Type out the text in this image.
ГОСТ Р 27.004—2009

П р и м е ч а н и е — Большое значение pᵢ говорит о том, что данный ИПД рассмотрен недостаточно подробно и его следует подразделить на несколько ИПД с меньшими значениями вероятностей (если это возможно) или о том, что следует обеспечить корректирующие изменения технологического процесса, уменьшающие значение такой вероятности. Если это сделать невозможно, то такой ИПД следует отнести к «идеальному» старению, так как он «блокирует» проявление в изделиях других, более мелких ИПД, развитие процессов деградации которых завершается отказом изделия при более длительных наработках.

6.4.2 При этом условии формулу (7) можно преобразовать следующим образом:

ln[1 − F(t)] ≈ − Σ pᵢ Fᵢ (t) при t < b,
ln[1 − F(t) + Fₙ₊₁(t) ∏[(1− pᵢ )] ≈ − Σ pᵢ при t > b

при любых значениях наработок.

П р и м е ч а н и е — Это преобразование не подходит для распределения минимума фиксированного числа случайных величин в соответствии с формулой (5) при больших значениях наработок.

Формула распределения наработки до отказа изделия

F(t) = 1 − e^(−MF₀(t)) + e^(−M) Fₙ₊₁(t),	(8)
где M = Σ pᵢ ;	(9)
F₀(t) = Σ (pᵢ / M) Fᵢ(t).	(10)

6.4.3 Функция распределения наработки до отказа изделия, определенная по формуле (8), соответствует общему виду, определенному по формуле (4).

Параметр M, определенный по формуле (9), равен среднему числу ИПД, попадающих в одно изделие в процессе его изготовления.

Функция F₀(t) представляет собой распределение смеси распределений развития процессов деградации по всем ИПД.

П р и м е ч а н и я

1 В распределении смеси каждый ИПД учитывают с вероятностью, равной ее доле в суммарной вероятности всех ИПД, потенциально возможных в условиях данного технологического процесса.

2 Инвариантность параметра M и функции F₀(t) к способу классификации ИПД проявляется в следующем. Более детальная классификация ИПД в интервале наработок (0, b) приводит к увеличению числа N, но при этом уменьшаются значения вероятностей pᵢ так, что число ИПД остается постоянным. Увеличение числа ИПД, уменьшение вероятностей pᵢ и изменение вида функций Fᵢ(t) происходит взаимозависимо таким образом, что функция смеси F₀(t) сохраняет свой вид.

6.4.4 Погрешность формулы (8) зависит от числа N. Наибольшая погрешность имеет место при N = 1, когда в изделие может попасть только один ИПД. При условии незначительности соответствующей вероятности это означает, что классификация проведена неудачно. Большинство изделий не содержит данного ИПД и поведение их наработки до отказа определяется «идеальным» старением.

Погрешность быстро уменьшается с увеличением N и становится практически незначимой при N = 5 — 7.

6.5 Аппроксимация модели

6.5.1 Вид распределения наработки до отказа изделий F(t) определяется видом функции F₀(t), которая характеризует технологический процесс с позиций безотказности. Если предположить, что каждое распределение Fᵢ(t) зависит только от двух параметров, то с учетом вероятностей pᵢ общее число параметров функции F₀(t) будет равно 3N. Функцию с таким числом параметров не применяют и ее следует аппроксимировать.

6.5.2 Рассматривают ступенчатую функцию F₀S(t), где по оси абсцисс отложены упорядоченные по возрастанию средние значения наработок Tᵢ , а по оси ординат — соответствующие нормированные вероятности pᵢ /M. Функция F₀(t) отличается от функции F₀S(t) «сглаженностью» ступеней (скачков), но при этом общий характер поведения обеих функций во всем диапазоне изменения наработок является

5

-*-

(What is asked):
Search the listing above for the string "Погрешность". Copy every line that contains it.

(Response to this task):
6.4.4 Погрешность формулы (8) зависит от числа N. Наибольшая погрешность имеет место при N = 1, когда в изделие может попасть только один ИПД. При условии незначительности соответствующей вероятности это означает, что классификация проведена неудачно. Большинство изделий не содержит данного ИПД и поведение их наработки до отказа определяется «идеальным» старением.
Погрешность быстро уменьшается с увеличением N и становится практически незначимой при N = 5 — 7.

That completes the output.